• AIM OF THE TASK:
For each line of the data below that holds "Larson", copy the line.

---*---

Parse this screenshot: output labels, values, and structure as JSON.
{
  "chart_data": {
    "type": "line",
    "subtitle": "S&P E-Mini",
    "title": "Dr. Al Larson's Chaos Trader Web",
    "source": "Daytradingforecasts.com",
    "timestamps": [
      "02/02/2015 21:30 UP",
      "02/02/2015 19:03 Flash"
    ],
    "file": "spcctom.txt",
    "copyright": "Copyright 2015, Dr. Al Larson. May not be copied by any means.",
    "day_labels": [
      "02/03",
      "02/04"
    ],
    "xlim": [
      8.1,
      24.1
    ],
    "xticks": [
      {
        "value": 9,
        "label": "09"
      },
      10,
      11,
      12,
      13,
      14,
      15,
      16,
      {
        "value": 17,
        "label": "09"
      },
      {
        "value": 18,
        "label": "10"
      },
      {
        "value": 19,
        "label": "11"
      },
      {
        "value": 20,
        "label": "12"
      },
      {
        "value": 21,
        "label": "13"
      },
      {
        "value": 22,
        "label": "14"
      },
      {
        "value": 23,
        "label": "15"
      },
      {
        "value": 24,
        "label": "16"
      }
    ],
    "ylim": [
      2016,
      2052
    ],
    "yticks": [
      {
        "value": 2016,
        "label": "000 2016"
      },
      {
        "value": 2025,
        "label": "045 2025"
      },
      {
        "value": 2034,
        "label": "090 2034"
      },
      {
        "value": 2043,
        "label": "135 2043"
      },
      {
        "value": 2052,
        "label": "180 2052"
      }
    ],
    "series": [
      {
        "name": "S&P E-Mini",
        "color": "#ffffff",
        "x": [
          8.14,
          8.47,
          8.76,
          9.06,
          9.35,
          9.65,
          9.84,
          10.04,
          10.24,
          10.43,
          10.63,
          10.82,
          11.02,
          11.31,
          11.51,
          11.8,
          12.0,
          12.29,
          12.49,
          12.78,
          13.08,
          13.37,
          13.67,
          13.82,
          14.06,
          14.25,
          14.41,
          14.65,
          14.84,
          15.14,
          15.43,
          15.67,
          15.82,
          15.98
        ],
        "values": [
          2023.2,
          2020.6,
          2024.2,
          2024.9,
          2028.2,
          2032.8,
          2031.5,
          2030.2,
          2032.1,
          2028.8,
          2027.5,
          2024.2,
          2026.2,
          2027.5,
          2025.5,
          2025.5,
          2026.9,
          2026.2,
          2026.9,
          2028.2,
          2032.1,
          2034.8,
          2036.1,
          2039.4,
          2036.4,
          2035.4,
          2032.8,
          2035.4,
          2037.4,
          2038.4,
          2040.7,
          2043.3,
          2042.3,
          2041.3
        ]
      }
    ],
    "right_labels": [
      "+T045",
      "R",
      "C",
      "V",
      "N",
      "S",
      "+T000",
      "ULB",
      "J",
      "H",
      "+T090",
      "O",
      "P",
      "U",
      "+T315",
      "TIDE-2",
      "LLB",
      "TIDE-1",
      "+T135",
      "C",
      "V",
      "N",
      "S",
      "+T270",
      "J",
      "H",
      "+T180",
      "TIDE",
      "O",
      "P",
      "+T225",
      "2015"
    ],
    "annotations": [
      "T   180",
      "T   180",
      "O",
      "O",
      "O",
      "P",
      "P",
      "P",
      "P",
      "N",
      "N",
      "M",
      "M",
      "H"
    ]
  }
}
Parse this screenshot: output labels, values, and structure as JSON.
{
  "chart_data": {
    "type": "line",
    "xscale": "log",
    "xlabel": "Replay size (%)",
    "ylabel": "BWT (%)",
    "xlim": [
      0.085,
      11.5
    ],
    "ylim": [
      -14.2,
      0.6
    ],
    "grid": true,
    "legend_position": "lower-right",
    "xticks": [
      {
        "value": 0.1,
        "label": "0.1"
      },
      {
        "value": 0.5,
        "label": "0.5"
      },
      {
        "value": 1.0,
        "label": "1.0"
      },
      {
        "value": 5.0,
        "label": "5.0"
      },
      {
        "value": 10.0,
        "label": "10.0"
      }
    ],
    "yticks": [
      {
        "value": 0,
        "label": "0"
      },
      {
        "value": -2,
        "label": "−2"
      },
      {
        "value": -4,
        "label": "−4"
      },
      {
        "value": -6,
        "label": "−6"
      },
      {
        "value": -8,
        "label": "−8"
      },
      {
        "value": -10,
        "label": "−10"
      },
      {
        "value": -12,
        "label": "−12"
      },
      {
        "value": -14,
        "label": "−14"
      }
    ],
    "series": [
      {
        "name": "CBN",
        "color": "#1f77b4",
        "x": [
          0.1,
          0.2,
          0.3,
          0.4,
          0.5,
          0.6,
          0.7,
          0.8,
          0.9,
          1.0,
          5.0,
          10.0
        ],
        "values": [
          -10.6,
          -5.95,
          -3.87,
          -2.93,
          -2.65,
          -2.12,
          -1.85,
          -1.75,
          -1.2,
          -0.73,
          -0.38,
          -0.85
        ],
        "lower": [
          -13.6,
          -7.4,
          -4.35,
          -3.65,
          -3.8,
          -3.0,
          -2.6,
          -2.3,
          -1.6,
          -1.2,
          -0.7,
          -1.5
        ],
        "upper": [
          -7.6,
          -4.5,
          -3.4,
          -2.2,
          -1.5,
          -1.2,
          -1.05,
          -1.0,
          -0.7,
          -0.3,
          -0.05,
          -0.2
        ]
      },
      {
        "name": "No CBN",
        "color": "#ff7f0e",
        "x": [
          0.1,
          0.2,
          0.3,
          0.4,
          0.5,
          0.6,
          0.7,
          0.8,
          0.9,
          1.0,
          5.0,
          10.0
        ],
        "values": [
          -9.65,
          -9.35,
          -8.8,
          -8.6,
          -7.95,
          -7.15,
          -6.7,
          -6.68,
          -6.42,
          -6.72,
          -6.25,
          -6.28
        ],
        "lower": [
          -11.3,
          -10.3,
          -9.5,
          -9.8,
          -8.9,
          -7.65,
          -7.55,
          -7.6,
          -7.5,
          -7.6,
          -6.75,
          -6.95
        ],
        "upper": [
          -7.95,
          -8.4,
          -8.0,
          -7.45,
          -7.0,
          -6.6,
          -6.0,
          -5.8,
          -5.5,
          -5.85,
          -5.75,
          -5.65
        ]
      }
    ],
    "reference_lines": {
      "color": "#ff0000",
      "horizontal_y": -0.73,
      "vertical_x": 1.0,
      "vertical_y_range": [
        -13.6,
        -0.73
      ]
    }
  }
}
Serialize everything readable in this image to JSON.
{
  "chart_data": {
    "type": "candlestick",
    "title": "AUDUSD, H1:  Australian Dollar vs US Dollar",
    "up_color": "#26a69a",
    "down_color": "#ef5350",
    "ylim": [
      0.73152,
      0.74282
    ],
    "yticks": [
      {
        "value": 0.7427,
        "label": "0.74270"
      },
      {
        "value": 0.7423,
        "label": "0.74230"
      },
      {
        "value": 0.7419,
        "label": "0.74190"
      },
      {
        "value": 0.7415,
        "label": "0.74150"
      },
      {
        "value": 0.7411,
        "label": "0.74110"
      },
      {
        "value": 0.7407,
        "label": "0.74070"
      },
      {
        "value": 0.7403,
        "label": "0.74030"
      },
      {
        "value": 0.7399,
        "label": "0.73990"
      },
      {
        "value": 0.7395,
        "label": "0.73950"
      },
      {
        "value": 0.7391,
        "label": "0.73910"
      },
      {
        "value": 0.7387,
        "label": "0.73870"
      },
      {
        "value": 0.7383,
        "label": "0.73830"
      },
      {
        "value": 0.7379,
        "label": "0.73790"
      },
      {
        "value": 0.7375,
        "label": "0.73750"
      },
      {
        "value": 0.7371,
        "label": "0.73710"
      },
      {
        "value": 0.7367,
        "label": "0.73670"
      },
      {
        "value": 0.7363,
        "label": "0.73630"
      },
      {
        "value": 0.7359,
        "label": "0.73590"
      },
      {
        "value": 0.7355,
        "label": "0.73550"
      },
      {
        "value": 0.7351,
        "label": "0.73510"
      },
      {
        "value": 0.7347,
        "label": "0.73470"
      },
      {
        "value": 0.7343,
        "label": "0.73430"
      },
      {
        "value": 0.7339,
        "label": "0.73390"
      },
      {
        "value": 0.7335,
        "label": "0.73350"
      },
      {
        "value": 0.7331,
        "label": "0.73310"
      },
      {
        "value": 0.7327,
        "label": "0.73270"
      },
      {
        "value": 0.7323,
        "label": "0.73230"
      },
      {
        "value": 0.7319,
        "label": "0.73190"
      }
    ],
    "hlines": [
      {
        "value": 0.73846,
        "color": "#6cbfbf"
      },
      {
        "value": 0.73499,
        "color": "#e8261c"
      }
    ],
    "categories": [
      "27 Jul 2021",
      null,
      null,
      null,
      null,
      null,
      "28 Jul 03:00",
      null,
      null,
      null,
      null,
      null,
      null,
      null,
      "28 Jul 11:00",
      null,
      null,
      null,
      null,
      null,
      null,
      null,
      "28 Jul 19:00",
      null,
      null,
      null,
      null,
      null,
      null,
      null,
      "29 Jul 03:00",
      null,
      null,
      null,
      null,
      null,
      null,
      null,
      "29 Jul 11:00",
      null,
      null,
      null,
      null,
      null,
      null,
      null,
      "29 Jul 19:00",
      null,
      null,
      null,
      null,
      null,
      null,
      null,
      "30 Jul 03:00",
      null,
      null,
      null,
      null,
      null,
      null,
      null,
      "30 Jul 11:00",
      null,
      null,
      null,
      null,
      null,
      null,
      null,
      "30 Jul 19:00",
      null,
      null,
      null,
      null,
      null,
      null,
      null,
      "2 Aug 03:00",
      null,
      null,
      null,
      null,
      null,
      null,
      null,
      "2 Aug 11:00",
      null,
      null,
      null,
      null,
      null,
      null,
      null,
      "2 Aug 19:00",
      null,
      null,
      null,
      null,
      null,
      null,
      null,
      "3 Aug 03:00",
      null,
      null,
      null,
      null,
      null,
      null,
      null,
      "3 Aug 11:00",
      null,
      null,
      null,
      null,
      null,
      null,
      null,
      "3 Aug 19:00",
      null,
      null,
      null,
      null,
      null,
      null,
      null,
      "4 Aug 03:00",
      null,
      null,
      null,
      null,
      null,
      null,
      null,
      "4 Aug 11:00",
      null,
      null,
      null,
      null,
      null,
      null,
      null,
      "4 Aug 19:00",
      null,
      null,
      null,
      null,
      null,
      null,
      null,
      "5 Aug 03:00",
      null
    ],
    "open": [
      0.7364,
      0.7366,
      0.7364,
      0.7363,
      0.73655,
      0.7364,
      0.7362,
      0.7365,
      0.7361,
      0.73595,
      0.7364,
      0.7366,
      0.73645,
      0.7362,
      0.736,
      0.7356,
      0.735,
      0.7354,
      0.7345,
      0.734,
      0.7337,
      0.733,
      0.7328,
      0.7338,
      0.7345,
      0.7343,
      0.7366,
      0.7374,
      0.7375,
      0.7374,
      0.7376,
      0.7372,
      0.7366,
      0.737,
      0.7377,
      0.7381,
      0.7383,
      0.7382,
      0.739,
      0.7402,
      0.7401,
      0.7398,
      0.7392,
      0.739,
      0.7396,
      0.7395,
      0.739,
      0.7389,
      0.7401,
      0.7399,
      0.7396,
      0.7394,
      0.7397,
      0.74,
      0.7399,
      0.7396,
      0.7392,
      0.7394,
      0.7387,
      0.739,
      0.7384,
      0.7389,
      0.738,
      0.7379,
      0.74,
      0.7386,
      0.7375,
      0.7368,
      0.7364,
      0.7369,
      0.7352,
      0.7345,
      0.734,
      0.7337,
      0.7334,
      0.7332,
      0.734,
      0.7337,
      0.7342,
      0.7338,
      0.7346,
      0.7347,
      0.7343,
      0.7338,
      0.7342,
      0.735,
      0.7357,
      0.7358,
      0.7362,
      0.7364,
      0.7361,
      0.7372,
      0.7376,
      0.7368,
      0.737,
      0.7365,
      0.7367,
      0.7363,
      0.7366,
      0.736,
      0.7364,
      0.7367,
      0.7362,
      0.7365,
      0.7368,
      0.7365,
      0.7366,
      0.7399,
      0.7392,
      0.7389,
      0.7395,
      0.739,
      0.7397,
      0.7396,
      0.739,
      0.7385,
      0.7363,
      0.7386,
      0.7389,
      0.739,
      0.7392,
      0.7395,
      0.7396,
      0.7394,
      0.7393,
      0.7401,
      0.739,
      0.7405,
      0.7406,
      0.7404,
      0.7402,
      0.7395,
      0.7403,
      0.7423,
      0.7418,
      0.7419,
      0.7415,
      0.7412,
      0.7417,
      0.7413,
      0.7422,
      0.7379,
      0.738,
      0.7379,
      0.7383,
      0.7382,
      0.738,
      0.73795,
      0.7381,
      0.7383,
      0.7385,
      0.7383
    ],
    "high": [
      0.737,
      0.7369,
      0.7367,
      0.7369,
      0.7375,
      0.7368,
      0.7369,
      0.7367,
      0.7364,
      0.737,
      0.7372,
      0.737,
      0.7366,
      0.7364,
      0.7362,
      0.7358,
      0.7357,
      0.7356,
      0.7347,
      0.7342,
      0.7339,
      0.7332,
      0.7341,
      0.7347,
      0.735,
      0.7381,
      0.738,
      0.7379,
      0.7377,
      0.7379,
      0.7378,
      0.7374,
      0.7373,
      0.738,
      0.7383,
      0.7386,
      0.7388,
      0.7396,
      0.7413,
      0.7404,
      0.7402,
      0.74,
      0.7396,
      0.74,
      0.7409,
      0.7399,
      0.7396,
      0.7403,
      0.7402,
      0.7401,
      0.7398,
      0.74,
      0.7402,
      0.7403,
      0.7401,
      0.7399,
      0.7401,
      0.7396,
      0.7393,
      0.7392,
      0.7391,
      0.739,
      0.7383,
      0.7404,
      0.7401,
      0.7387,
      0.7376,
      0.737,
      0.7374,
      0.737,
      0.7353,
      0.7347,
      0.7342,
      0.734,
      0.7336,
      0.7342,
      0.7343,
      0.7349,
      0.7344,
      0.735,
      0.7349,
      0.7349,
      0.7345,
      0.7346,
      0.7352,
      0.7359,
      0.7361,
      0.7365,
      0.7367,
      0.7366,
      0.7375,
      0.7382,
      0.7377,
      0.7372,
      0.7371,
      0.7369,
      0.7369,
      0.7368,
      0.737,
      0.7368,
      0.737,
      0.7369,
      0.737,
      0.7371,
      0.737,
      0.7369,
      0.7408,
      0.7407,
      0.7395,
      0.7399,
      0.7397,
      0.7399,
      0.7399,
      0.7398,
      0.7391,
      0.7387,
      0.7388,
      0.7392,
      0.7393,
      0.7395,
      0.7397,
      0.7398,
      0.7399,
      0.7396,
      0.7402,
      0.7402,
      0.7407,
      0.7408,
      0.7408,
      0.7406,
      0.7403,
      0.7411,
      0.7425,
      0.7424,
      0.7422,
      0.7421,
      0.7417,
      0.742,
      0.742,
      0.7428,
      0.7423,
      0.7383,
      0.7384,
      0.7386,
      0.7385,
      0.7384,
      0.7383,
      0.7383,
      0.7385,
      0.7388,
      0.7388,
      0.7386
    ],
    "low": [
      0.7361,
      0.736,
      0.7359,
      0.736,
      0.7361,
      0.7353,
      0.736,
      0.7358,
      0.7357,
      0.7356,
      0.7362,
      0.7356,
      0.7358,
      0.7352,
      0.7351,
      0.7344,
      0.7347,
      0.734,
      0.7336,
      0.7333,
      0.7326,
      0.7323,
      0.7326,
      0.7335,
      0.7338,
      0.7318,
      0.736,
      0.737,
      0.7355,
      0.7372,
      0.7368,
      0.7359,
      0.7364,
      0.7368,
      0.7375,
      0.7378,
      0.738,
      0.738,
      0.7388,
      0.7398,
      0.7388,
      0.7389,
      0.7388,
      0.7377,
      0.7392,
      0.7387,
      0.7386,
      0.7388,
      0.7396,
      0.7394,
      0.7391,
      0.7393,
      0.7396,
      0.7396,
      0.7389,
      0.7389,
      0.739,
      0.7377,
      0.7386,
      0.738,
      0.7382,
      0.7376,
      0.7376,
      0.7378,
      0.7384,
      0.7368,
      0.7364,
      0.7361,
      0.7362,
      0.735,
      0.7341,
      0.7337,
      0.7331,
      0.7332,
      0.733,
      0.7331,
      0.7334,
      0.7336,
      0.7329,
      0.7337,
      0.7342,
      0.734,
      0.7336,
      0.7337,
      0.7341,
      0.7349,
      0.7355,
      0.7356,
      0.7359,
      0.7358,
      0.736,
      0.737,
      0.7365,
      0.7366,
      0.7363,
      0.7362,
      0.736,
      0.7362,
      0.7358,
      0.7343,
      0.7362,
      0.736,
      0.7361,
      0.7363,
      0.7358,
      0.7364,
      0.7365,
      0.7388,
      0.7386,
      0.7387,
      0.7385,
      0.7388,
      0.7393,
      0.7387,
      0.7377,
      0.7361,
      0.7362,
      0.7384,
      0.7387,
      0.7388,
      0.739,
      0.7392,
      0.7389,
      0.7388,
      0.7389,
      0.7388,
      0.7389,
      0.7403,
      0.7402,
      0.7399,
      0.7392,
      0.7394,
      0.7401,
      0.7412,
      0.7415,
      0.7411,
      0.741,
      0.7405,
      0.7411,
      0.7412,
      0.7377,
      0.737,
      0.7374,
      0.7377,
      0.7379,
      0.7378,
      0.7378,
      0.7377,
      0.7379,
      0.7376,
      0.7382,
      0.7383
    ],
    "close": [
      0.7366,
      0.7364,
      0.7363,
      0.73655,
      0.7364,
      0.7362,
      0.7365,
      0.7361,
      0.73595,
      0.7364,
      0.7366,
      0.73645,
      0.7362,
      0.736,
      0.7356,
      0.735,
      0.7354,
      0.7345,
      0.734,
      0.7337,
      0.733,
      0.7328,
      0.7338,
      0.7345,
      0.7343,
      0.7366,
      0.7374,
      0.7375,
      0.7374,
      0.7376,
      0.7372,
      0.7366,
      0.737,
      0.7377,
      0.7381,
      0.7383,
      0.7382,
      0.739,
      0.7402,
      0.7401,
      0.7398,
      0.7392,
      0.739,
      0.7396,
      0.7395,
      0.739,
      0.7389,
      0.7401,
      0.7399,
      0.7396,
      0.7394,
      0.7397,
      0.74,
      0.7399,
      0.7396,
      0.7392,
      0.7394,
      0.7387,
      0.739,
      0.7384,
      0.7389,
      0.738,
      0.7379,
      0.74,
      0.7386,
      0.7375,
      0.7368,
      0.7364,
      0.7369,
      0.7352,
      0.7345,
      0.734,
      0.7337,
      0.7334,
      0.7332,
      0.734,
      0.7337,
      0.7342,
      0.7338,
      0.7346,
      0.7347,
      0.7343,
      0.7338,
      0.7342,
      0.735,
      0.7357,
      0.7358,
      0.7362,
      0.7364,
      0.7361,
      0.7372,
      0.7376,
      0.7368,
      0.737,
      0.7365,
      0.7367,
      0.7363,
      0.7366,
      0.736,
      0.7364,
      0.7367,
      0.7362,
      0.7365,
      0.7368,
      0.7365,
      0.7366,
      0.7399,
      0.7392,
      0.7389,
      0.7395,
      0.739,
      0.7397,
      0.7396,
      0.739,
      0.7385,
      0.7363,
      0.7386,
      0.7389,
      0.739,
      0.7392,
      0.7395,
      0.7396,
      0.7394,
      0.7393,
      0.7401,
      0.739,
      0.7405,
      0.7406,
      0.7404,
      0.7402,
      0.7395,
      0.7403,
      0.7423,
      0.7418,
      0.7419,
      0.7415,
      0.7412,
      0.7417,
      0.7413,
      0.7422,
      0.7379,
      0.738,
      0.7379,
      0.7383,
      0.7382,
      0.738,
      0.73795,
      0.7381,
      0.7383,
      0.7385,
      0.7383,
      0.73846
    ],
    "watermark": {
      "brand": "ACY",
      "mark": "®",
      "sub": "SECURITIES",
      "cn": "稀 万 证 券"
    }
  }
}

---*---

• RESULT OF THE TASK:
    "title": "Dr. Al Larson's Chaos Trader Web",
    "copyright": "Copyright 2015, Dr. Al Larson. May not be copied by any means.",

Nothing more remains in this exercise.